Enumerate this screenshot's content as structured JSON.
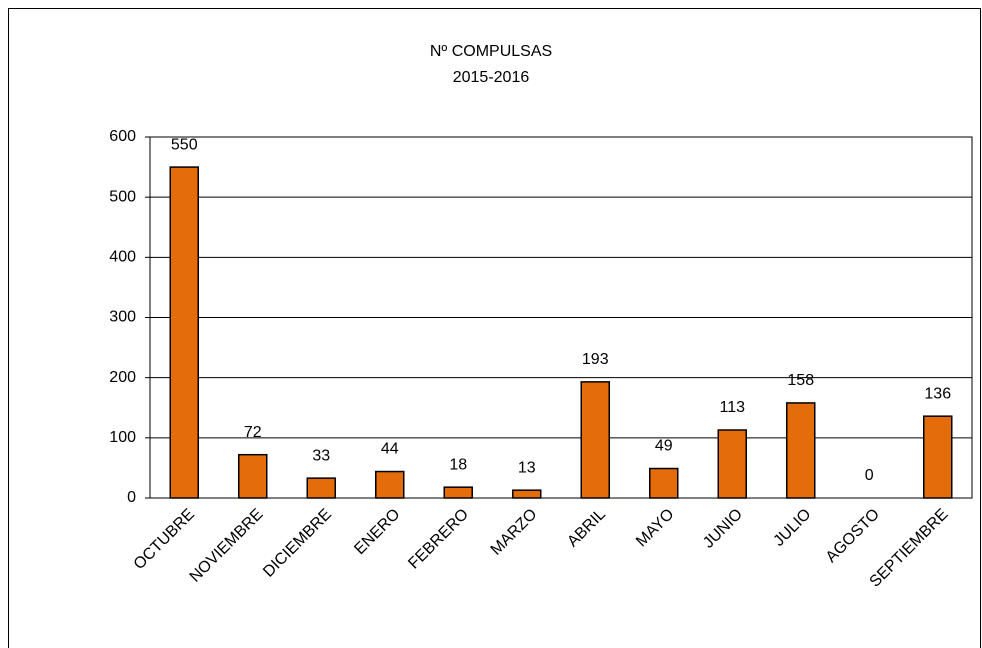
{
  "chart_data": {
    "type": "bar",
    "title": "Nº COMPULSAS",
    "subtitle": "2015-2016",
    "categories": [
      "OCTUBRE",
      "NOVIEMBRE",
      "DICIEMBRE",
      "ENERO",
      "FEBRERO",
      "MARZO",
      "ABRIL",
      "MAYO",
      "JUNIO",
      "JULIO",
      "AGOSTO",
      "SEPTIEMBRE"
    ],
    "values": [
      550,
      72,
      33,
      44,
      18,
      13,
      193,
      49,
      113,
      158,
      0,
      136
    ],
    "color": "#e46c0a",
    "ylim": [
      0,
      600
    ],
    "yticks": [
      0,
      100,
      200,
      300,
      400,
      500,
      600
    ],
    "grid": true
  }
}
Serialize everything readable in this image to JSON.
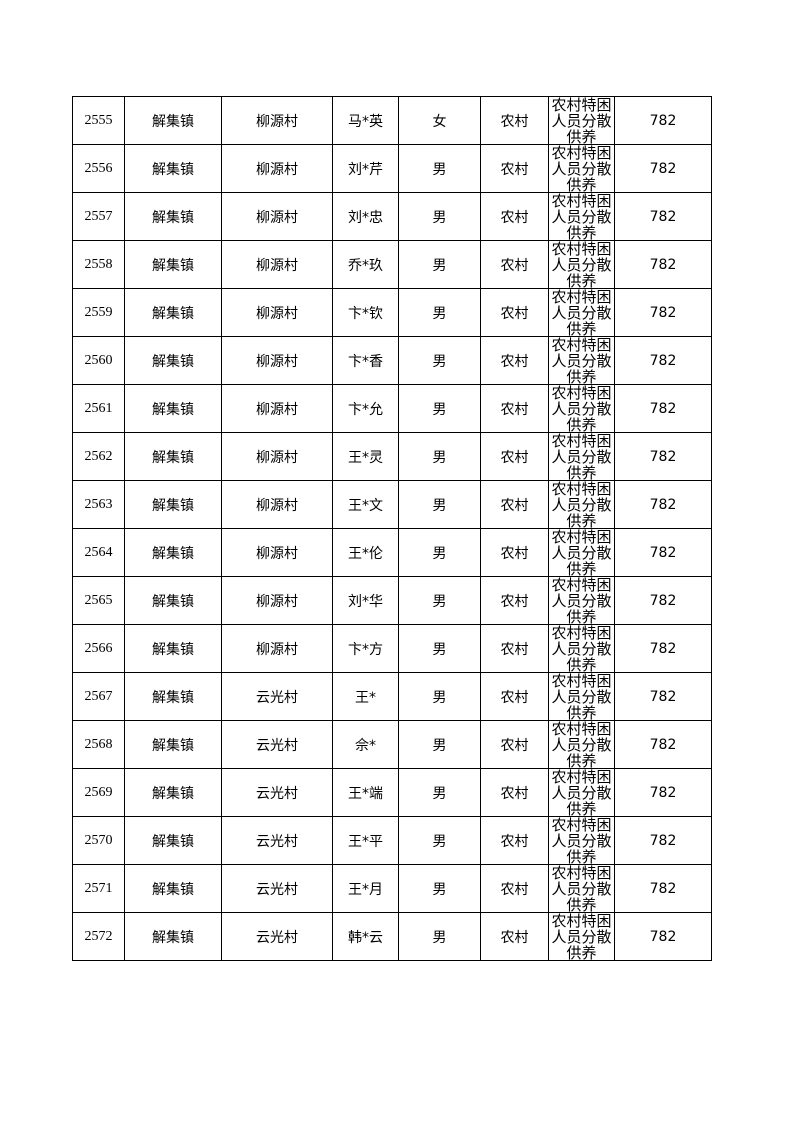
{
  "table": {
    "rows": [
      [
        "2555",
        "解集镇",
        "柳源村",
        "马*英",
        "女",
        "农村",
        "农村特困人员分散供养",
        "782"
      ],
      [
        "2556",
        "解集镇",
        "柳源村",
        "刘*芹",
        "男",
        "农村",
        "农村特困人员分散供养",
        "782"
      ],
      [
        "2557",
        "解集镇",
        "柳源村",
        "刘*忠",
        "男",
        "农村",
        "农村特困人员分散供养",
        "782"
      ],
      [
        "2558",
        "解集镇",
        "柳源村",
        "乔*玖",
        "男",
        "农村",
        "农村特困人员分散供养",
        "782"
      ],
      [
        "2559",
        "解集镇",
        "柳源村",
        "卞*钦",
        "男",
        "农村",
        "农村特困人员分散供养",
        "782"
      ],
      [
        "2560",
        "解集镇",
        "柳源村",
        "卞*香",
        "男",
        "农村",
        "农村特困人员分散供养",
        "782"
      ],
      [
        "2561",
        "解集镇",
        "柳源村",
        "卞*允",
        "男",
        "农村",
        "农村特困人员分散供养",
        "782"
      ],
      [
        "2562",
        "解集镇",
        "柳源村",
        "王*灵",
        "男",
        "农村",
        "农村特困人员分散供养",
        "782"
      ],
      [
        "2563",
        "解集镇",
        "柳源村",
        "王*文",
        "男",
        "农村",
        "农村特困人员分散供养",
        "782"
      ],
      [
        "2564",
        "解集镇",
        "柳源村",
        "王*伦",
        "男",
        "农村",
        "农村特困人员分散供养",
        "782"
      ],
      [
        "2565",
        "解集镇",
        "柳源村",
        "刘*华",
        "男",
        "农村",
        "农村特困人员分散供养",
        "782"
      ],
      [
        "2566",
        "解集镇",
        "柳源村",
        "卞*方",
        "男",
        "农村",
        "农村特困人员分散供养",
        "782"
      ],
      [
        "2567",
        "解集镇",
        "云光村",
        "王*",
        "男",
        "农村",
        "农村特困人员分散供养",
        "782"
      ],
      [
        "2568",
        "解集镇",
        "云光村",
        "佘*",
        "男",
        "农村",
        "农村特困人员分散供养",
        "782"
      ],
      [
        "2569",
        "解集镇",
        "云光村",
        "王*端",
        "男",
        "农村",
        "农村特困人员分散供养",
        "782"
      ],
      [
        "2570",
        "解集镇",
        "云光村",
        "王*平",
        "男",
        "农村",
        "农村特困人员分散供养",
        "782"
      ],
      [
        "2571",
        "解集镇",
        "云光村",
        "王*月",
        "男",
        "农村",
        "农村特困人员分散供养",
        "782"
      ],
      [
        "2572",
        "解集镇",
        "云光村",
        "韩*云",
        "男",
        "农村",
        "农村特困人员分散供养",
        "782"
      ]
    ]
  }
}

● ● ● ● ● ● ●

### What you have to do
Leave the images out and output the remaining material exactly as it stands.

### Task response
Enumerate this screenshot's content as structured JSON.
{
  "chart_data": {
    "type": "bar",
    "title": "Nº COMPULSAS",
    "subtitle": "2015-2016",
    "categories": [
      "OCTUBRE",
      "NOVIEMBRE",
      "DICIEMBRE",
      "ENERO",
      "FEBRERO",
      "MARZO",
      "ABRIL",
      "MAYO",
      "JUNIO",
      "JULIO",
      "AGOSTO",
      "SEPTIEMBRE"
    ],
    "values": [
      550,
      72,
      33,
      44,
      18,
      13,
      193,
      49,
      113,
      158,
      0,
      136
    ],
    "color": "#e46c0a",
    "ylim": [
      0,
      600
    ],
    "yticks": [
      0,
      100,
      200,
      300,
      400,
      500,
      600
    ],
    "grid": true
  }
}
Serialize everything readable in this image to JSON.
{
  "table": {
    "rows": [
      [
        "2555",
        "解集镇",
        "柳源村",
        "马*英",
        "女",
        "农村",
        "农村特困人员分散供养",
        "782"
      ],
      [
        "2556",
        "解集镇",
        "柳源村",
        "刘*芹",
        "男",
        "农村",
        "农村特困人员分散供养",
        "782"
      ],
      [
        "2557",
        "解集镇",
        "柳源村",
        "刘*忠",
        "男",
        "农村",
        "农村特困人员分散供养",
        "782"
      ],
      [
        "2558",
        "解集镇",
        "柳源村",
        "乔*玖",
        "男",
        "农村",
        "农村特困人员分散供养",
        "782"
      ],
      [
        "2559",
        "解集镇",
        "柳源村",
        "卞*钦",
        "男",
        "农村",
        "农村特困人员分散供养",
        "782"
      ],
      [
        "2560",
        "解集镇",
        "柳源村",
        "卞*香",
        "男",
        "农村",
        "农村特困人员分散供养",
        "782"
      ],
      [
        "2561",
        "解集镇",
        "柳源村",
        "卞*允",
        "男",
        "农村",
        "农村特困人员分散供养",
        "782"
      ],
      [
        "2562",
        "解集镇",
        "柳源村",
        "王*灵",
        "男",
        "农村",
        "农村特困人员分散供养",
        "782"
      ],
      [
        "2563",
        "解集镇",
        "柳源村",
        "王*文",
        "男",
        "农村",
        "农村特困人员分散供养",
        "782"
      ],
      [
        "2564",
        "解集镇",
        "柳源村",
        "王*伦",
        "男",
        "农村",
        "农村特困人员分散供养",
        "782"
      ],
      [
        "2565",
        "解集镇",
        "柳源村",
        "刘*华",
        "男",
        "农村",
        "农村特困人员分散供养",
        "782"
      ],
      [
        "2566",
        "解集镇",
        "柳源村",
        "卞*方",
        "男",
        "农村",
        "农村特困人员分散供养",
        "782"
      ],
      [
        "2567",
        "解集镇",
        "云光村",
        "王*",
        "男",
        "农村",
        "农村特困人员分散供养",
        "782"
      ],
      [
        "2568",
        "解集镇",
        "云光村",
        "佘*",
        "男",
        "农村",
        "农村特困人员分散供养",
        "782"
      ],
      [
        "2569",
        "解集镇",
        "云光村",
        "王*端",
        "男",
        "农村",
        "农村特困人员分散供养",
        "782"
      ],
      [
        "2570",
        "解集镇",
        "云光村",
        "王*平",
        "男",
        "农村",
        "农村特困人员分散供养",
        "782"
      ],
      [
        "2571",
        "解集镇",
        "云光村",
        "王*月",
        "男",
        "农村",
        "农村特困人员分散供养",
        "782"
      ],
      [
        "2572",
        "解集镇",
        "云光村",
        "韩*云",
        "男",
        "农村",
        "农村特困人员分散供养",
        "782"
      ]
    ]
  }
}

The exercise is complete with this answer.